Data for the task.

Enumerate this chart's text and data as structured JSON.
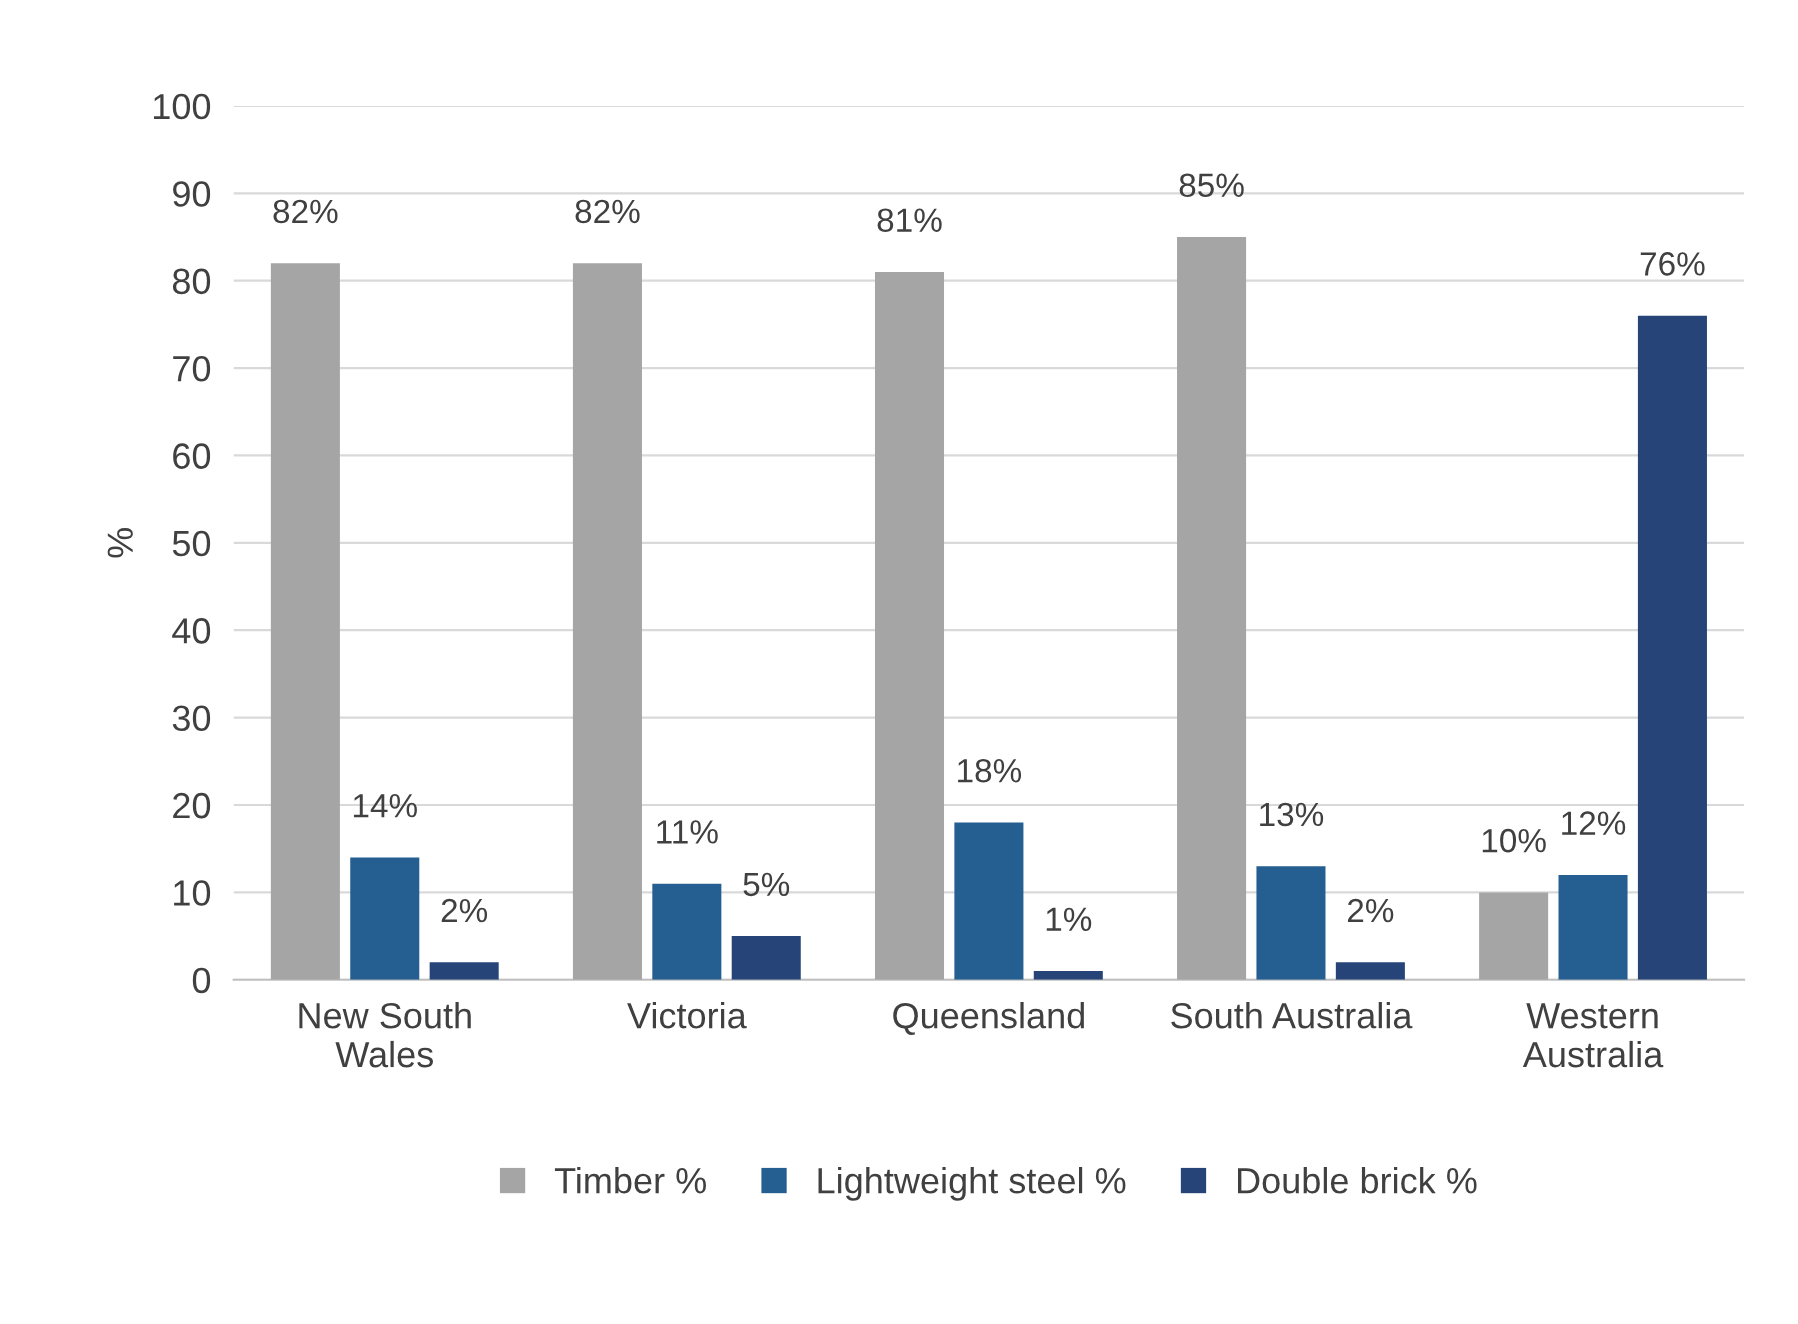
{
  "chart_data": {
    "type": "bar",
    "ylabel": "%",
    "categories": [
      "New South\nWales",
      "Victoria",
      "Queensland",
      "South Australia",
      "Western\nAustralia"
    ],
    "series": [
      {
        "name": "Timber %",
        "color": "#a5a5a5",
        "values": [
          82,
          82,
          81,
          85,
          10
        ],
        "value_labels": [
          "82%",
          "82%",
          "81%",
          "85%",
          "10%"
        ]
      },
      {
        "name": "Lightweight steel %",
        "color": "#255e91",
        "values": [
          14,
          11,
          18,
          13,
          12
        ],
        "value_labels": [
          "14%",
          "11%",
          "18%",
          "13%",
          "12%"
        ]
      },
      {
        "name": "Double brick %",
        "color": "#264478",
        "values": [
          2,
          5,
          1,
          2,
          76
        ],
        "value_labels": [
          "2%",
          "5%",
          "1%",
          "2%",
          "76%"
        ]
      }
    ],
    "ylim": [
      0,
      100
    ],
    "yticks": [
      0,
      10,
      20,
      30,
      40,
      50,
      60,
      70,
      80,
      90,
      100
    ],
    "grid": "y",
    "legend": "bottom"
  }
}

What the task requires. Leave every image out, and retype the material exactly.

Response below.
Enumerate this chart's text and data as structured JSON.
{
  "chart_data": {
    "type": "bar",
    "ylabel": "%",
    "categories": [
      "New South\nWales",
      "Victoria",
      "Queensland",
      "South Australia",
      "Western\nAustralia"
    ],
    "series": [
      {
        "name": "Timber %",
        "color": "#a5a5a5",
        "values": [
          82,
          82,
          81,
          85,
          10
        ],
        "value_labels": [
          "82%",
          "82%",
          "81%",
          "85%",
          "10%"
        ]
      },
      {
        "name": "Lightweight steel %",
        "color": "#255e91",
        "values": [
          14,
          11,
          18,
          13,
          12
        ],
        "value_labels": [
          "14%",
          "11%",
          "18%",
          "13%",
          "12%"
        ]
      },
      {
        "name": "Double brick %",
        "color": "#264478",
        "values": [
          2,
          5,
          1,
          2,
          76
        ],
        "value_labels": [
          "2%",
          "5%",
          "1%",
          "2%",
          "76%"
        ]
      }
    ],
    "ylim": [
      0,
      100
    ],
    "yticks": [
      0,
      10,
      20,
      30,
      40,
      50,
      60,
      70,
      80,
      90,
      100
    ],
    "grid": "y",
    "legend": "bottom"
  }
}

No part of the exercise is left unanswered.